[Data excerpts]
++++++++++

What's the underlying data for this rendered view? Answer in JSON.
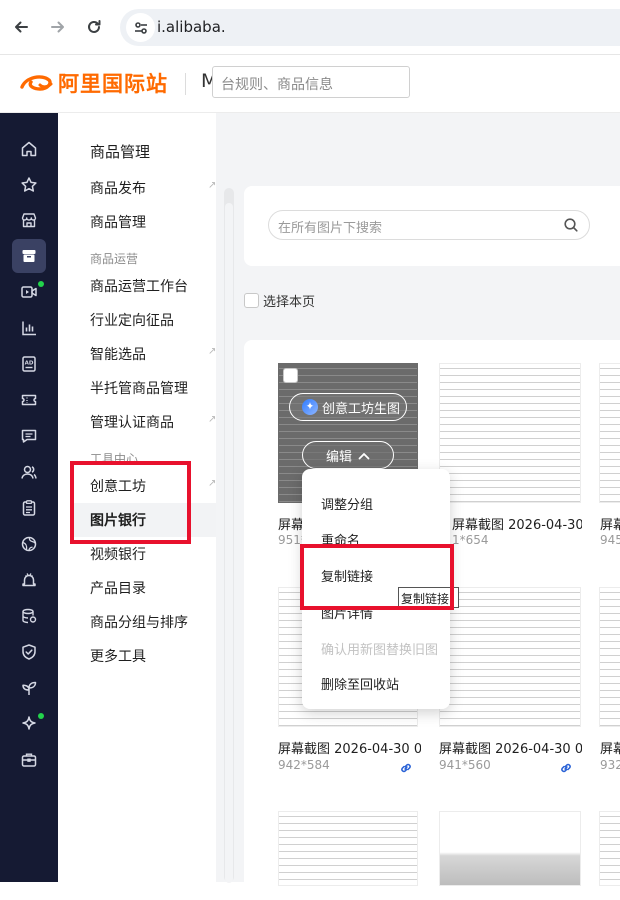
{
  "browser": {
    "url": "i.alibaba.",
    "back_icon": "arrow-left-icon",
    "forward_icon": "arrow-right-icon",
    "reload_icon": "reload-icon",
    "site_info_icon": "tune-icon"
  },
  "header": {
    "logo_text": "阿里国际站",
    "logo_m": "M",
    "search_placeholder": "台规则、商品信息",
    "brand_color": "#ff6a00"
  },
  "rail": {
    "icons": [
      "home-icon",
      "star-icon",
      "store-icon",
      "box-icon",
      "video-icon",
      "bar-chart-icon",
      "ad-icon",
      "ticket-icon",
      "message-icon",
      "people-icon",
      "clipboard-icon",
      "globe-icon",
      "bell-icon",
      "database-icon",
      "shield-icon",
      "sprout-icon",
      "sparkle-icon",
      "briefcase-icon"
    ],
    "active_index": 3,
    "bg_color": "#151a33"
  },
  "menu": {
    "title": "商品管理",
    "items": {
      "publish": "商品发布",
      "manage": "商品管理",
      "group_ops": "商品运营",
      "workbench": "商品运营工作台",
      "industry": "行业定向征品",
      "smart": "智能选品",
      "semi": "半托管商品管理",
      "certified": "管理认证商品",
      "group_tools": "工具中心",
      "studio": "创意工坊",
      "image_bank": "图片银行",
      "video_bank": "视频银行",
      "catalog": "产品目录",
      "grouping": "商品分组与排序",
      "more": "更多工具"
    }
  },
  "main": {
    "search_placeholder": "在所有图片下搜索",
    "select_page": "选择本页",
    "overlay": {
      "studio_label": "创意工坊生图",
      "edit_label": "编辑"
    },
    "dropdown": {
      "regroup": "调整分组",
      "rename": "重命名",
      "copy_link": "复制链接",
      "details": "图片详情",
      "replace": "确认用新图替换旧图",
      "delete": "删除至回收站"
    },
    "tooltip": "复制链接",
    "items": [
      {
        "name": "屏幕",
        "size": "951*"
      },
      {
        "name": "屏幕截图 2026-04-30 1...",
        "size": "1*654"
      },
      {
        "name": "屏幕",
        "size": "945"
      },
      {
        "name": "屏幕截图 2026-04-30 0...",
        "size": "942*584"
      },
      {
        "name": "屏幕截图 2026-04-30 0...",
        "size": "941*560"
      },
      {
        "name": "屏幕",
        "size": "932"
      }
    ]
  },
  "annotation_color": "#e8112d"
}
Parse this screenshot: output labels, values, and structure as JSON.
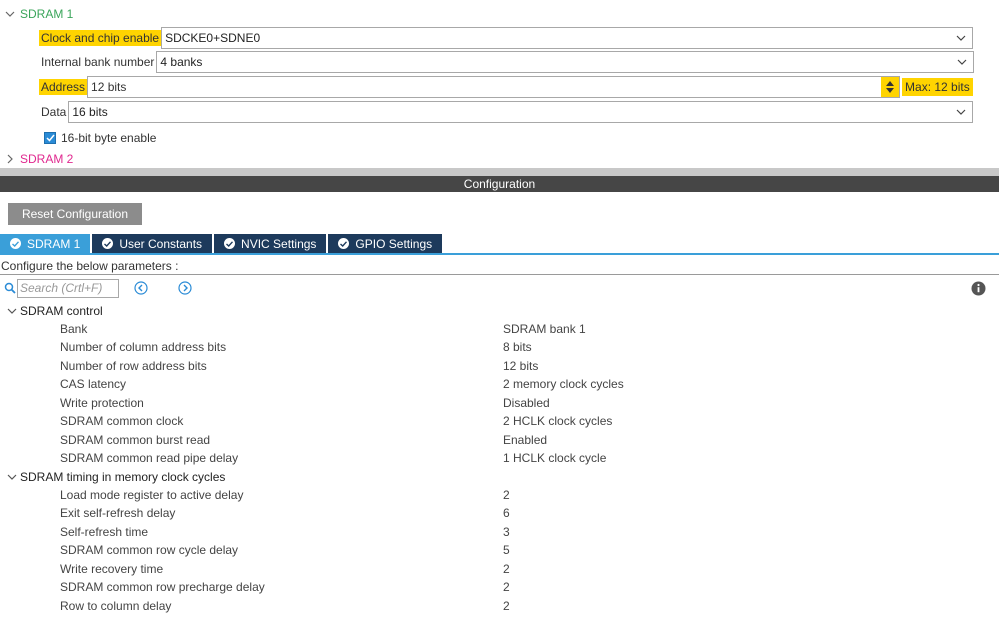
{
  "top_tree": {
    "sdram1": {
      "label": "SDRAM 1"
    },
    "sdram2": {
      "label": "SDRAM 2"
    },
    "clock_chip": {
      "label": "Clock and chip enable",
      "value": "SDCKE0+SDNE0"
    },
    "bank_number": {
      "label": "Internal bank number",
      "value": "4 banks"
    },
    "address": {
      "label": "Address",
      "value": "12 bits",
      "max": "Max: 12 bits"
    },
    "data": {
      "label": "Data",
      "value": "16 bits"
    },
    "byte_enable": {
      "label": "16-bit byte enable",
      "checked": true
    }
  },
  "config_header": "Configuration",
  "reset_button": "Reset Configuration",
  "tabs": [
    {
      "label": "SDRAM 1",
      "active": true
    },
    {
      "label": "User Constants",
      "active": false
    },
    {
      "label": "NVIC Settings",
      "active": false
    },
    {
      "label": "GPIO Settings",
      "active": false
    }
  ],
  "configure_text": "Configure the below parameters :",
  "search": {
    "placeholder": "Search (Crtl+F)"
  },
  "sections": [
    {
      "title": "SDRAM control",
      "params": [
        {
          "name": "Bank",
          "value": "SDRAM bank 1"
        },
        {
          "name": "Number of column address bits",
          "value": "8 bits"
        },
        {
          "name": "Number of row address bits",
          "value": "12 bits"
        },
        {
          "name": "CAS latency",
          "value": "2 memory clock cycles"
        },
        {
          "name": "Write protection",
          "value": "Disabled"
        },
        {
          "name": "SDRAM common clock",
          "value": "2 HCLK clock cycles"
        },
        {
          "name": "SDRAM common burst read",
          "value": "Enabled"
        },
        {
          "name": "SDRAM common read pipe delay",
          "value": "1 HCLK clock cycle"
        }
      ]
    },
    {
      "title": "SDRAM timing in memory clock cycles",
      "params": [
        {
          "name": "Load mode register to active delay",
          "value": "2"
        },
        {
          "name": "Exit self-refresh delay",
          "value": "6"
        },
        {
          "name": "Self-refresh time",
          "value": "3"
        },
        {
          "name": "SDRAM common row cycle delay",
          "value": "5"
        },
        {
          "name": "Write recovery time",
          "value": "2"
        },
        {
          "name": "SDRAM common row precharge delay",
          "value": "2"
        },
        {
          "name": "Row to column delay",
          "value": "2"
        }
      ]
    }
  ],
  "icons": {
    "expanded": "chevron-down-icon",
    "collapsed": "chevron-right-icon",
    "search": "search-icon",
    "prev": "arrow-left-circle-icon",
    "next": "arrow-right-circle-icon",
    "info": "info-icon",
    "tab_status": "check-circle-icon"
  },
  "colors": {
    "highlight": "#ffd400",
    "tab_active": "#3a9fd9",
    "tab_inactive": "#1d3a5c",
    "sdram1_label": "#3aa55a",
    "sdram2_label": "#e0288f",
    "config_bar": "#464646"
  }
}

++++++++++

**Written instruction**: Reproduce each line word for word and drop the pictures.

**Output below**:
What's the underlying data for this rendered view? Answer in JSON.
{
  "browser": {
    "url": "i.alibaba.",
    "back_icon": "arrow-left-icon",
    "forward_icon": "arrow-right-icon",
    "reload_icon": "reload-icon",
    "site_info_icon": "tune-icon"
  },
  "header": {
    "logo_text": "阿里国际站",
    "logo_m": "M",
    "search_placeholder": "台规则、商品信息",
    "brand_color": "#ff6a00"
  },
  "rail": {
    "icons": [
      "home-icon",
      "star-icon",
      "store-icon",
      "box-icon",
      "video-icon",
      "bar-chart-icon",
      "ad-icon",
      "ticket-icon",
      "message-icon",
      "people-icon",
      "clipboard-icon",
      "globe-icon",
      "bell-icon",
      "database-icon",
      "shield-icon",
      "sprout-icon",
      "sparkle-icon",
      "briefcase-icon"
    ],
    "active_index": 3,
    "bg_color": "#151a33"
  },
  "menu": {
    "title": "商品管理",
    "items": {
      "publish": "商品发布",
      "manage": "商品管理",
      "group_ops": "商品运营",
      "workbench": "商品运营工作台",
      "industry": "行业定向征品",
      "smart": "智能选品",
      "semi": "半托管商品管理",
      "certified": "管理认证商品",
      "group_tools": "工具中心",
      "studio": "创意工坊",
      "image_bank": "图片银行",
      "video_bank": "视频银行",
      "catalog": "产品目录",
      "grouping": "商品分组与排序",
      "more": "更多工具"
    }
  },
  "main": {
    "search_placeholder": "在所有图片下搜索",
    "select_page": "选择本页",
    "overlay": {
      "studio_label": "创意工坊生图",
      "edit_label": "编辑"
    },
    "dropdown": {
      "regroup": "调整分组",
      "rename": "重命名",
      "copy_link": "复制链接",
      "details": "图片详情",
      "replace": "确认用新图替换旧图",
      "delete": "删除至回收站"
    },
    "tooltip": "复制链接",
    "items": [
      {
        "name": "屏幕",
        "size": "951*"
      },
      {
        "name": "屏幕截图 2026-04-30 1...",
        "size": "1*654"
      },
      {
        "name": "屏幕",
        "size": "945"
      },
      {
        "name": "屏幕截图 2026-04-30 0...",
        "size": "942*584"
      },
      {
        "name": "屏幕截图 2026-04-30 0...",
        "size": "941*560"
      },
      {
        "name": "屏幕",
        "size": "932"
      }
    ]
  },
  "annotation_color": "#e8112d"
}
Parse this screenshot: output labels, values, and structure as JSON.
{
  "top_tree": {
    "sdram1": {
      "label": "SDRAM 1"
    },
    "sdram2": {
      "label": "SDRAM 2"
    },
    "clock_chip": {
      "label": "Clock and chip enable",
      "value": "SDCKE0+SDNE0"
    },
    "bank_number": {
      "label": "Internal bank number",
      "value": "4 banks"
    },
    "address": {
      "label": "Address",
      "value": "12 bits",
      "max": "Max: 12 bits"
    },
    "data": {
      "label": "Data",
      "value": "16 bits"
    },
    "byte_enable": {
      "label": "16-bit byte enable",
      "checked": true
    }
  },
  "config_header": "Configuration",
  "reset_button": "Reset Configuration",
  "tabs": [
    {
      "label": "SDRAM 1",
      "active": true
    },
    {
      "label": "User Constants",
      "active": false
    },
    {
      "label": "NVIC Settings",
      "active": false
    },
    {
      "label": "GPIO Settings",
      "active": false
    }
  ],
  "configure_text": "Configure the below parameters :",
  "search": {
    "placeholder": "Search (Crtl+F)"
  },
  "sections": [
    {
      "title": "SDRAM control",
      "params": [
        {
          "name": "Bank",
          "value": "SDRAM bank 1"
        },
        {
          "name": "Number of column address bits",
          "value": "8 bits"
        },
        {
          "name": "Number of row address bits",
          "value": "12 bits"
        },
        {
          "name": "CAS latency",
          "value": "2 memory clock cycles"
        },
        {
          "name": "Write protection",
          "value": "Disabled"
        },
        {
          "name": "SDRAM common clock",
          "value": "2 HCLK clock cycles"
        },
        {
          "name": "SDRAM common burst read",
          "value": "Enabled"
        },
        {
          "name": "SDRAM common read pipe delay",
          "value": "1 HCLK clock cycle"
        }
      ]
    },
    {
      "title": "SDRAM timing in memory clock cycles",
      "params": [
        {
          "name": "Load mode register to active delay",
          "value": "2"
        },
        {
          "name": "Exit self-refresh delay",
          "value": "6"
        },
        {
          "name": "Self-refresh time",
          "value": "3"
        },
        {
          "name": "SDRAM common row cycle delay",
          "value": "5"
        },
        {
          "name": "Write recovery time",
          "value": "2"
        },
        {
          "name": "SDRAM common row precharge delay",
          "value": "2"
        },
        {
          "name": "Row to column delay",
          "value": "2"
        }
      ]
    }
  ],
  "icons": {
    "expanded": "chevron-down-icon",
    "collapsed": "chevron-right-icon",
    "search": "search-icon",
    "prev": "arrow-left-circle-icon",
    "next": "arrow-right-circle-icon",
    "info": "info-icon",
    "tab_status": "check-circle-icon"
  },
  "colors": {
    "highlight": "#ffd400",
    "tab_active": "#3a9fd9",
    "tab_inactive": "#1d3a5c",
    "sdram1_label": "#3aa55a",
    "sdram2_label": "#e0288f",
    "config_bar": "#464646"
  }
}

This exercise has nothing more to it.